Copy every line of the entries that includes the word "tarqatish".

**** DATA SUPPLIED

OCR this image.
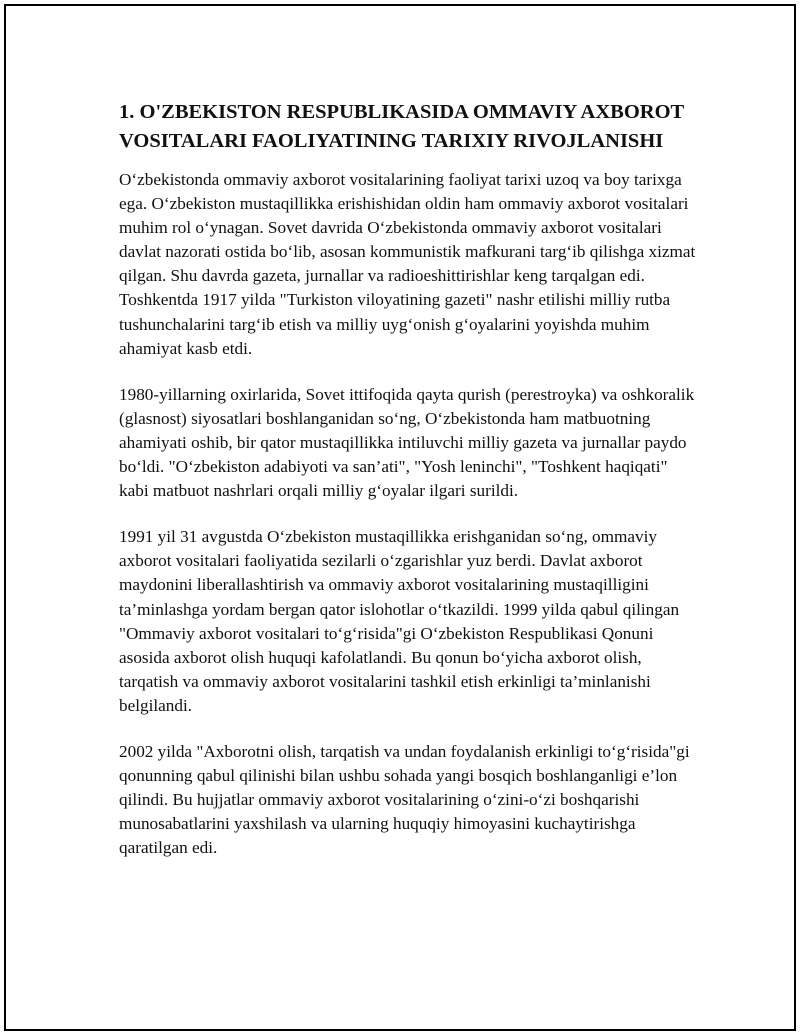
1. O'ZBEKISTON RESPUBLIKASIDA OMMAVIY AXBOROT VOSITALARI FAOLIYATINING TARIXIY RIVOJLANISHI

O‘zbekistonda ommaviy axborot vositalarining faoliyat tarixi uzoq va boy tarixga ega. O‘zbekiston mustaqillikka erishishidan oldin ham ommaviy axborot vositalari muhim rol o‘ynagan. Sovet davrida O‘zbekistonda ommaviy axborot vositalari davlat nazorati ostida bo‘lib, asosan kommunistik mafkurani targ‘ib qilishga xizmat qilgan. Shu davrda gazeta, jurnallar va radioeshittirishlar keng tarqalgan edi. Toshkentda 1917 yilda "Turkiston viloyatining gazeti" nashr etilishi milliy rutba tushunchalarini targ‘ib etish va milliy uyg‘onish g‘oyalarini yoyishda muhim ahamiyat kasb etdi.

1980-yillarning oxirlarida, Sovet ittifoqida qayta qurish (perestroyka) va oshkoralik (glasnost) siyosatlari boshlanganidan so‘ng, O‘zbekistonda ham matbuotning ahamiyati oshib, bir qator mustaqillikka intiluvchi milliy gazeta va jurnallar paydo bo‘ldi. "O‘zbekiston adabiyoti va san’ati", "Yosh leninchi", "Toshkent haqiqati" kabi matbuot nashrlari orqali milliy g‘oyalar ilgari surildi.

1991 yil 31 avgustda O‘zbekiston mustaqillikka erishganidan so‘ng, ommaviy axborot vositalari faoliyatida sezilarli o‘zgarishlar yuz berdi. Davlat axborot maydonini liberallashtirish va ommaviy axborot vositalarining mustaqilligini ta’minlashga yordam bergan qator islohotlar o‘tkazildi. 1999 yilda qabul qilingan "Ommaviy axborot vositalari to‘g‘risida"gi O‘zbekiston Respublikasi Qonuni asosida axborot olish huquqi kafolatlandi. Bu qonun bo‘yicha axborot olish, tarqatish va ommaviy axborot vositalarini tashkil etish erkinligi ta’minlanishi belgilandi.

2002 yilda "Axborotni olish, tarqatish va undan foydalanish erkinligi to‘g‘risida"gi qonunning qabul qilinishi bilan ushbu sohada yangi bosqich boshlanganligi e’lon qilindi. Bu hujjatlar ommaviy axborot vositalarining o‘zini-o‘zi boshqarishi munosabatlarini yaxshilash va ularning huquqiy himoyasini kuchaytirishga qaratilgan edi.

********

◆ THE COMPLETED TASK:
1991 yil 31 avgustda O‘zbekiston mustaqillikka erishganidan so‘ng, ommaviy axborot vositalari faoliyatida sezilarli o‘zgarishlar yuz berdi. Davlat axborot maydonini liberallashtirish va ommaviy axborot vositalarining mustaqilligini ta’minlashga yordam bergan qator islohotlar o‘tkazildi. 1999 yilda qabul qilingan "Ommaviy axborot vositalari to‘g‘risida"gi O‘zbekiston Respublikasi Qonuni asosida axborot olish huquqi kafolatlandi. Bu qonun bo‘yicha axborot olish, tarqatish va ommaviy axborot vositalarini tashkil etish erkinligi ta’minlanishi belgilandi.
2002 yilda "Axborotni olish, tarqatish va undan foydalanish erkinligi to‘g‘risida"gi qonunning qabul qilinishi bilan ushbu sohada yangi bosqich boshlanganligi e’lon qilindi. Bu hujjatlar ommaviy axborot vositalarining o‘zini-o‘zi boshqarishi munosabatlarini yaxshilash va ularning huquqiy himoyasini kuchaytirishga qaratilgan edi.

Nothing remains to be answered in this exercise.